_Saved entries_
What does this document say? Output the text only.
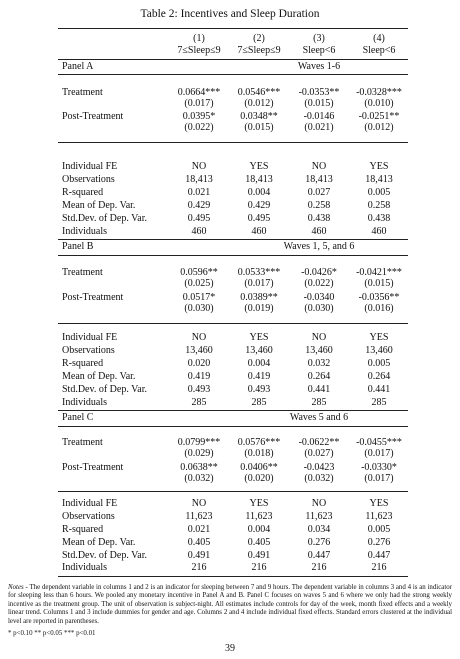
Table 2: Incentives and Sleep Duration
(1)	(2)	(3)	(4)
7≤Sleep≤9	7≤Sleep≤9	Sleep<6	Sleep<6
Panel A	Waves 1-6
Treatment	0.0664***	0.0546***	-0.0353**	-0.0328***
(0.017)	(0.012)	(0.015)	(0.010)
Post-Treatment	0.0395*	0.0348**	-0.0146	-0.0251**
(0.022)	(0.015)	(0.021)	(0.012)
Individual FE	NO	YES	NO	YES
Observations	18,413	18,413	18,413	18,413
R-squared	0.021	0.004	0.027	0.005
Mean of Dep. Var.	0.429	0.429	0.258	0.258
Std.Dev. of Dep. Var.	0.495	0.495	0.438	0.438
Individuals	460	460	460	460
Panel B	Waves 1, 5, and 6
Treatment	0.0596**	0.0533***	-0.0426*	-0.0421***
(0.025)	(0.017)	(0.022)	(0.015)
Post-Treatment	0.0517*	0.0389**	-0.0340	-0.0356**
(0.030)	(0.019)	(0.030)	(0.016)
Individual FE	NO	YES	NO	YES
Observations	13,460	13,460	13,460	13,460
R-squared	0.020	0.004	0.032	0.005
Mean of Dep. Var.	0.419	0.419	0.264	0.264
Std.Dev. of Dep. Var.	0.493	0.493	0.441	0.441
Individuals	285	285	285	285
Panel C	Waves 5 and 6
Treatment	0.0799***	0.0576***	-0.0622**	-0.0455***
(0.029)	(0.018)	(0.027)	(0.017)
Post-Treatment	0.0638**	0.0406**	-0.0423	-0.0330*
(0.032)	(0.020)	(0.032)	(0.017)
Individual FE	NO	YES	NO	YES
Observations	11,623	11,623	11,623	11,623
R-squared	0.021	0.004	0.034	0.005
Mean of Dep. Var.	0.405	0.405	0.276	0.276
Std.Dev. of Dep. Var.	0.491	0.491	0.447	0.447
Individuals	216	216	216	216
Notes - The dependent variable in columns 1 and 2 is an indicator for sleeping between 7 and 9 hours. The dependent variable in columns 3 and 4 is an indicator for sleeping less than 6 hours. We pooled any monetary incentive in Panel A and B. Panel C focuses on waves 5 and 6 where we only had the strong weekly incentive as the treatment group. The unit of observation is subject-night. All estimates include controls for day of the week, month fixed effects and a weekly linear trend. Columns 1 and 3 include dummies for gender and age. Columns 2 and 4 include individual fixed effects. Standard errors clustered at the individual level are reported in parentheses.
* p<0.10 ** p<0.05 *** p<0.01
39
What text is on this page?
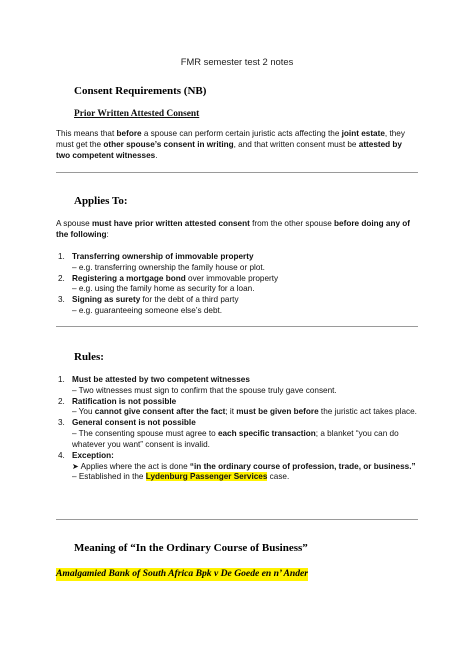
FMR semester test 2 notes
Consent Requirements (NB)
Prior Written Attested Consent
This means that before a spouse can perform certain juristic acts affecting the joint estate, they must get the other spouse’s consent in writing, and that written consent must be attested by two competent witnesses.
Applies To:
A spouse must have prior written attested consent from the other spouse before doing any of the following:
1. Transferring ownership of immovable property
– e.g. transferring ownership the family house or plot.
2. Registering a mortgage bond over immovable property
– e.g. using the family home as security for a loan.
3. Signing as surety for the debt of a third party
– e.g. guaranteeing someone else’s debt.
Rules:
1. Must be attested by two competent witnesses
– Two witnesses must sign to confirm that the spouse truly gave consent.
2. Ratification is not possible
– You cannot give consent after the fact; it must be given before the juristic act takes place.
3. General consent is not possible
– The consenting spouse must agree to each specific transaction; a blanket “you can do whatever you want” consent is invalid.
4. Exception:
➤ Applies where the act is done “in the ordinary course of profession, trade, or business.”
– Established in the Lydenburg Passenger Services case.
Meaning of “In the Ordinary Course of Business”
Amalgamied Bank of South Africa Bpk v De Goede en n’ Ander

_Set task_
Reproduce every record above exactly, but leave out the pictures.

_Reply to the exercise_
What does this document say? Output the text only.
Table 2: Incentives and Sleep Duration
(1)	(2)	(3)	(4)
7≤Sleep≤9	7≤Sleep≤9	Sleep<6	Sleep<6
Panel A	Waves 1-6
Treatment	0.0664***	0.0546***	-0.0353**	-0.0328***
(0.017)	(0.012)	(0.015)	(0.010)
Post-Treatment	0.0395*	0.0348**	-0.0146	-0.0251**
(0.022)	(0.015)	(0.021)	(0.012)
Individual FE	NO	YES	NO	YES
Observations	18,413	18,413	18,413	18,413
R-squared	0.021	0.004	0.027	0.005
Mean of Dep. Var.	0.429	0.429	0.258	0.258
Std.Dev. of Dep. Var.	0.495	0.495	0.438	0.438
Individuals	460	460	460	460
Panel B	Waves 1, 5, and 6
Treatment	0.0596**	0.0533***	-0.0426*	-0.0421***
(0.025)	(0.017)	(0.022)	(0.015)
Post-Treatment	0.0517*	0.0389**	-0.0340	-0.0356**
(0.030)	(0.019)	(0.030)	(0.016)
Individual FE	NO	YES	NO	YES
Observations	13,460	13,460	13,460	13,460
R-squared	0.020	0.004	0.032	0.005
Mean of Dep. Var.	0.419	0.419	0.264	0.264
Std.Dev. of Dep. Var.	0.493	0.493	0.441	0.441
Individuals	285	285	285	285
Panel C	Waves 5 and 6
Treatment	0.0799***	0.0576***	-0.0622**	-0.0455***
(0.029)	(0.018)	(0.027)	(0.017)
Post-Treatment	0.0638**	0.0406**	-0.0423	-0.0330*
(0.032)	(0.020)	(0.032)	(0.017)
Individual FE	NO	YES	NO	YES
Observations	11,623	11,623	11,623	11,623
R-squared	0.021	0.004	0.034	0.005
Mean of Dep. Var.	0.405	0.405	0.276	0.276
Std.Dev. of Dep. Var.	0.491	0.491	0.447	0.447
Individuals	216	216	216	216
Notes - The dependent variable in columns 1 and 2 is an indicator for sleeping between 7 and 9 hours. The dependent variable in columns 3 and 4 is an indicator for sleeping less than 6 hours. We pooled any monetary incentive in Panel A and B. Panel C focuses on waves 5 and 6 where we only had the strong weekly incentive as the treatment group. The unit of observation is subject-night. All estimates include controls for day of the week, month fixed effects and a weekly linear trend. Columns 1 and 3 include dummies for gender and age. Columns 2 and 4 include individual fixed effects. Standard errors clustered at the individual level are reported in parentheses.
* p<0.10 ** p<0.05 *** p<0.01
39
What text is on this page?
FMR semester test 2 notes
Consent Requirements (NB)
Prior Written Attested Consent
This means that before a spouse can perform certain juristic acts affecting the joint estate, they must get the other spouse’s consent in writing, and that written consent must be attested by two competent witnesses.
Applies To:
A spouse must have prior written attested consent from the other spouse before doing any of the following:
1. Transferring ownership of immovable property
– e.g. transferring ownership the family house or plot.
2. Registering a mortgage bond over immovable property
– e.g. using the family home as security for a loan.
3. Signing as surety for the debt of a third party
– e.g. guaranteeing someone else’s debt.
Rules:
1. Must be attested by two competent witnesses
– Two witnesses must sign to confirm that the spouse truly gave consent.
2. Ratification is not possible
– You cannot give consent after the fact; it must be given before the juristic act takes place.
3. General consent is not possible
– The consenting spouse must agree to each specific transaction; a blanket “you can do whatever you want” consent is invalid.
4. Exception:
➤ Applies where the act is done “in the ordinary course of profession, trade, or business.”
– Established in the Lydenburg Passenger Services case.
Meaning of “In the Ordinary Course of Business”
Amalgamied Bank of South Africa Bpk v De Goede en n’ Ander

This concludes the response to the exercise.